-- start Excerpted records --

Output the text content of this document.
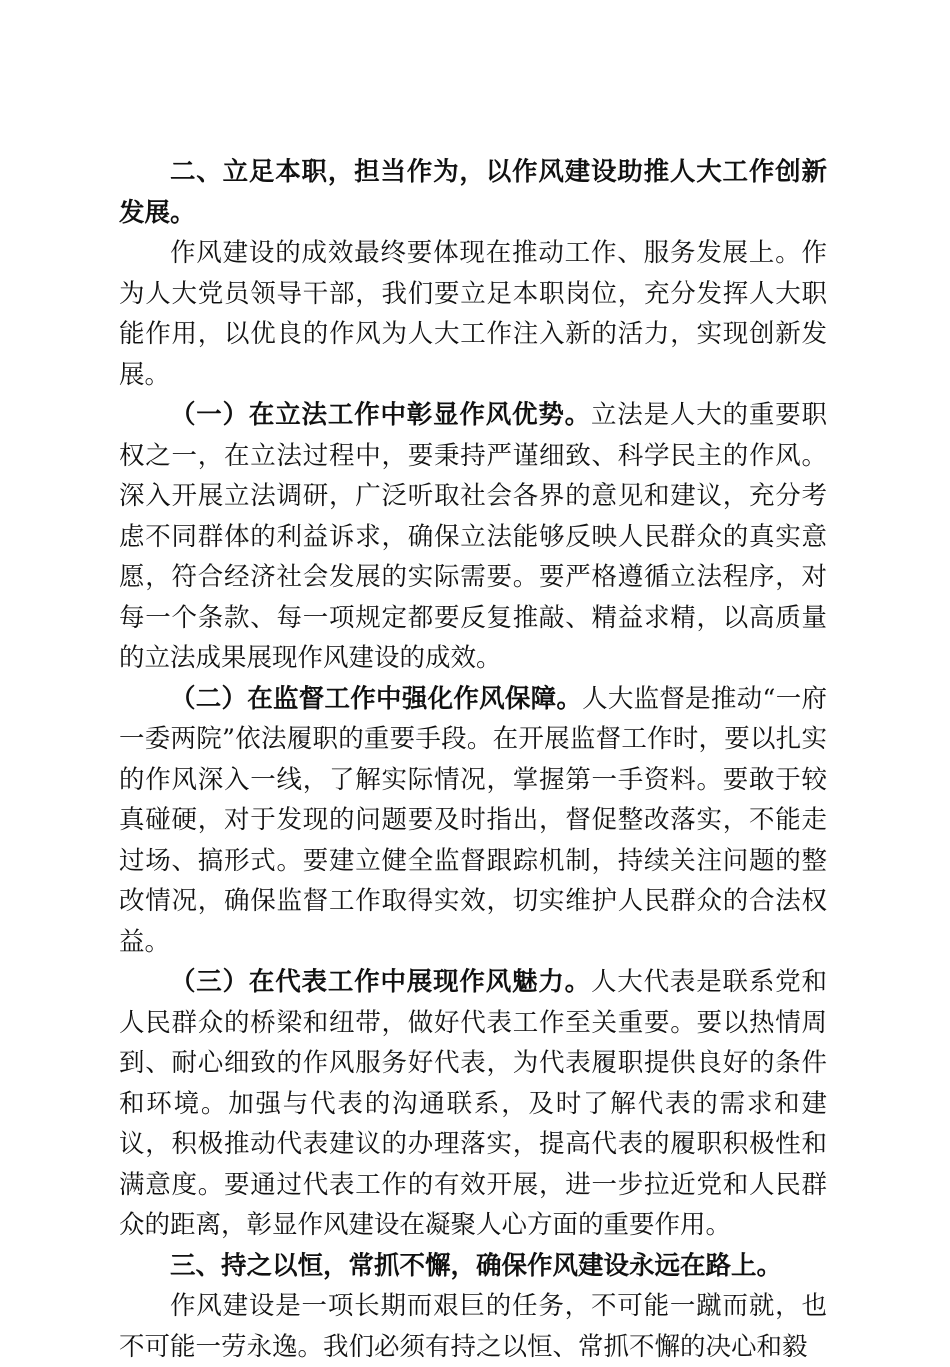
二、立足本职，担当作为，以作风建设助推人大工作创新发展。

作风建设的成效最终要体现在推动工作、服务发展上。作为人大党员领导干部，我们要立足本职岗位，充分发挥人大职能作用，以优良的作风为人大工作注入新的活力，实现创新发展。

（一）在立法工作中彰显作风优势。立法是人大的重要职权之一，在立法过程中，要秉持严谨细致、科学民主的作风。深入开展立法调研，广泛听取社会各界的意见和建议，充分考虑不同群体的利益诉求，确保立法能够反映人民群众的真实意愿，符合经济社会发展的实际需要。要严格遵循立法程序，对每一个条款、每一项规定都要反复推敲、精益求精，以高质量的立法成果展现作风建设的成效。

（二）在监督工作中强化作风保障。人大监督是推动“一府一委两院”依法履职的重要手段。在开展监督工作时，要以扎实的作风深入一线，了解实际情况，掌握第一手资料。要敢于较真碰硬，对于发现的问题要及时指出，督促整改落实，不能走过场、搞形式。要建立健全监督跟踪机制，持续关注问题的整改情况，确保监督工作取得实效，切实维护人民群众的合法权益。

（三）在代表工作中展现作风魅力。人大代表是联系党和人民群众的桥梁和纽带，做好代表工作至关重要。要以热情周到、耐心细致的作风服务好代表，为代表履职提供良好的条件和环境。加强与代表的沟通联系，及时了解代表的需求和建议，积极推动代表建议的办理落实，提高代表的履职积极性和满意度。要通过代表工作的有效开展，进一步拉近党和人民群众的距离，彰显作风建设在凝聚人心方面的重要作用。

三、持之以恒，常抓不懈，确保作风建设永远在路上。

作风建设是一项长期而艰巨的任务，不可能一蹴而就，也不可能一劳永逸。我们必须有持之以恒、常抓不懈的决心和毅
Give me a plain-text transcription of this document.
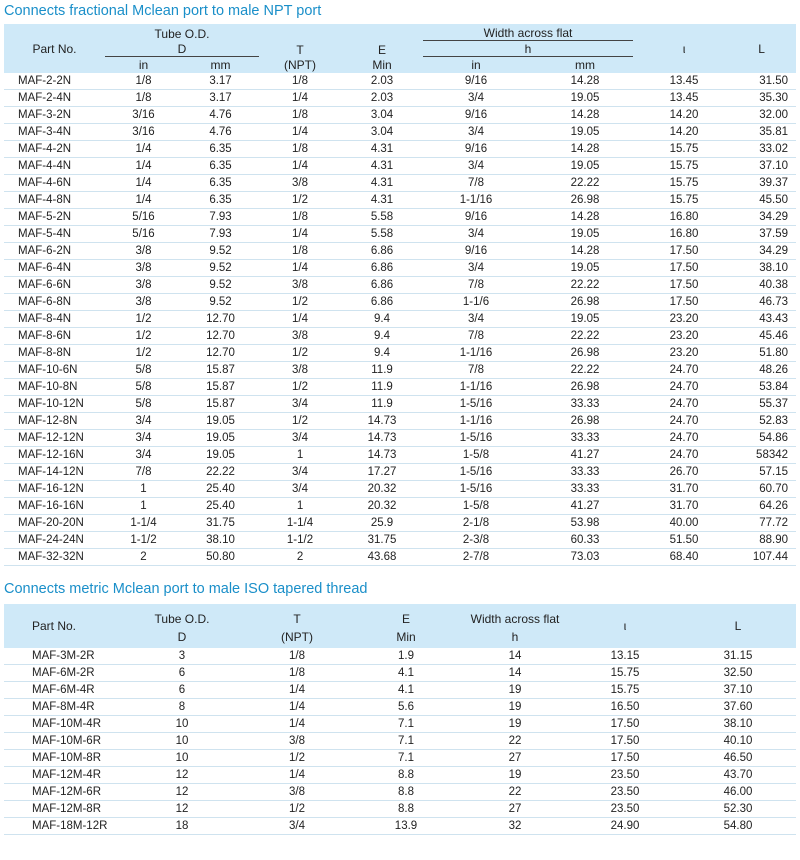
Connects fractional Mclean port to male NPT port
Part No.	Tube O.D.		T	E	Width across flat		ι	L

	D				h			

	in	mm	(NPT)	Min	in	mm		
MAF-2-2N	1/8	3.17	1/8	2.03	9/16	14.28	13.45	31.50
MAF-2-4N	1/8	3.17	1/4	2.03	3/4	19.05	13.45	35.30
MAF-3-2N	3/16	4.76	1/8	3.04	9/16	14.28	14.20	32.00
MAF-3-4N	3/16	4.76	1/4	3.04	3/4	19.05	14.20	35.81
MAF-4-2N	1/4	6.35	1/8	4.31	9/16	14.28	15.75	33.02
MAF-4-4N	1/4	6.35	1/4	4.31	3/4	19.05	15.75	37.10
MAF-4-6N	1/4	6.35	3/8	4.31	7/8	22.22	15.75	39.37
MAF-4-8N	1/4	6.35	1/2	4.31	1-1/16	26.98	15.75	45.50
MAF-5-2N	5/16	7.93	1/8	5.58	9/16	14.28	16.80	34.29
MAF-5-4N	5/16	7.93	1/4	5.58	3/4	19.05	16.80	37.59
MAF-6-2N	3/8	9.52	1/8	6.86	9/16	14.28	17.50	34.29
MAF-6-4N	3/8	9.52	1/4	6.86	3/4	19.05	17.50	38.10
MAF-6-6N	3/8	9.52	3/8	6.86	7/8	22.22	17.50	40.38
MAF-6-8N	3/8	9.52	1/2	6.86	1-1/6	26.98	17.50	46.73
MAF-8-4N	1/2	12.70	1/4	9.4	3/4	19.05	23.20	43.43
MAF-8-6N	1/2	12.70	3/8	9.4	7/8	22.22	23.20	45.46
MAF-8-8N	1/2	12.70	1/2	9.4	1-1/16	26.98	23.20	51.80
MAF-10-6N	5/8	15.87	3/8	11.9	7/8	22.22	24.70	48.26
MAF-10-8N	5/8	15.87	1/2	11.9	1-1/16	26.98	24.70	53.84
MAF-10-12N	5/8	15.87	3/4	11.9	1-5/16	33.33	24.70	55.37
MAF-12-8N	3/4	19.05	1/2	14.73	1-1/16	26.98	24.70	52.83
MAF-12-12N	3/4	19.05	3/4	14.73	1-5/16	33.33	24.70	54.86
MAF-12-16N	3/4	19.05	1	14.73	1-5/8	41.27	24.70	58342
MAF-14-12N	7/8	22.22	3/4	17.27	1-5/16	33.33	26.70	57.15
MAF-16-12N	1	25.40	3/4	20.32	1-5/16	33.33	31.70	60.70
MAF-16-16N	1	25.40	1	20.32	1-5/8	41.27	31.70	64.26
MAF-20-20N	1-1/4	31.75	1-1/4	25.9	2-1/8	53.98	40.00	77.72
MAF-24-24N	1-1/2	38.10	1-1/2	31.75	2-3/8	60.33	51.50	88.90
MAF-32-32N	2	50.80	2	43.68	2-7/8	73.03	68.40	107.44
Connects metric Mclean port to male ISO tapered thread
Part No.	Tube O.D.	T	E	Width across flat	ι	L
	D	(NPT)	Min	h		
MAF-3M-2R	3	1/8	1.9	14	13.15	31.15
MAF-6M-2R	6	1/8	4.1	14	15.75	32.50
MAF-6M-4R	6	1/4	4.1	19	15.75	37.10
MAF-8M-4R	8	1/4	5.6	19	16.50	37.60
MAF-10M-4R	10	1/4	7.1	19	17.50	38.10
MAF-10M-6R	10	3/8	7.1	22	17.50	40.10
MAF-10M-8R	10	1/2	7.1	27	17.50	46.50
MAF-12M-4R	12	1/4	8.8	19	23.50	43.70
MAF-12M-6R	12	3/8	8.8	22	23.50	46.00
MAF-12M-8R	12	1/2	8.8	27	23.50	52.30
MAF-18M-12R	18	3/4	13.9	32	24.90	54.80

-- end Excerpted records --

*Requirements:*
Go through the records and show every line with the string "text" in it.

*The solution:*
Output the text content of this document.
Give me a plain-text transcription of this document.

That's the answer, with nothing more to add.